>> BEGIN Page excerpt

I don't see why it is ever necessary to copy the extraneous pdl.  The extraneous
pdl is accessed via a general register.  When a stack group is resumed the
extraneous pdl pointer could simply be loaded with the ``current'' pointer saved
in the stack group, with the actual vector of data staying ``in-place'' in the
stack group.  The two problems this leaves to resolve are: (1) detecting and
handling overflows so the extraneous pdl can be grown; and (2) guaranteeing the
gc doesn't move the beast, or if it does, that doing so doesn't break anything.


     mechanism of call hardware load-unload itself
	a small overhead may occur due to this mapping, etc, as compared to simply
	storing out the hardware in a fixed place, etc.   This is insignificantly
	small and may not ever exist since the code required is comparable.

I don't understand this.  It is really unclear what is being compared to what
with regard to efficiency.


     catch and throw.  Storing things out and reloading to implement "stack molesting"
	operations could introduce some overhead.

"Could" should here read "will".  It would be reasonable to claim that the
overhead will be acceptible, and that the more-efficient alternatives would be
very messy to implement, but some evidence to both points should be provided.


In summary, I don't disagree with the conclusion of this proposal, but for
planning purposes it would be better to spell out more of the implementation
details and implications before commencing the , or even accepting the proposal.

====================

>> END Page excerpt
>> BEGIN Records

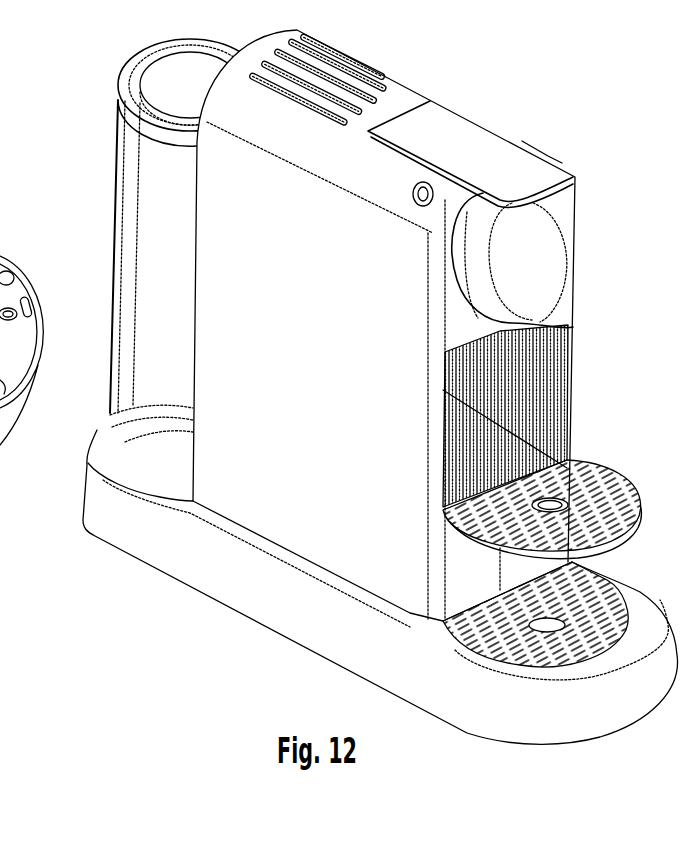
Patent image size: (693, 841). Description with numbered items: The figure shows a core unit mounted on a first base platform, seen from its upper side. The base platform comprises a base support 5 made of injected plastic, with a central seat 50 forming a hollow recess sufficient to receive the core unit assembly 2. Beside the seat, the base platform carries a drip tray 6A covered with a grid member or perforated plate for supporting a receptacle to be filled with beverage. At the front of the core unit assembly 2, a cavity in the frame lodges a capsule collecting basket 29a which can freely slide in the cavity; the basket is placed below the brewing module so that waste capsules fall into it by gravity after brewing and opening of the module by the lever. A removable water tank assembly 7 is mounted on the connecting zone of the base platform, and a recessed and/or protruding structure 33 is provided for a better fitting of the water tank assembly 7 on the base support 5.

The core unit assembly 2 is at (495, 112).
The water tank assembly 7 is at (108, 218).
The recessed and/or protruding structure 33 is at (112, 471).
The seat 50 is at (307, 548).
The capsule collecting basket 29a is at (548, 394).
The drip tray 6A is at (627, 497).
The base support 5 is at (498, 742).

>> END Records

• [Stated exercise]
Update the part of the stack group critique that opens with "I don't understand" and closes with "introduce some overhead." so that "stack molesting" reads "stack tampering" instead.

• [Solution to this exercise]
I don't understand this.  It is really unclear what is being compared to what
with regard to efficiency.


     catch and throw.  Storing things out and reloading to implement "stack tampering"
	operations could introduce some overhead.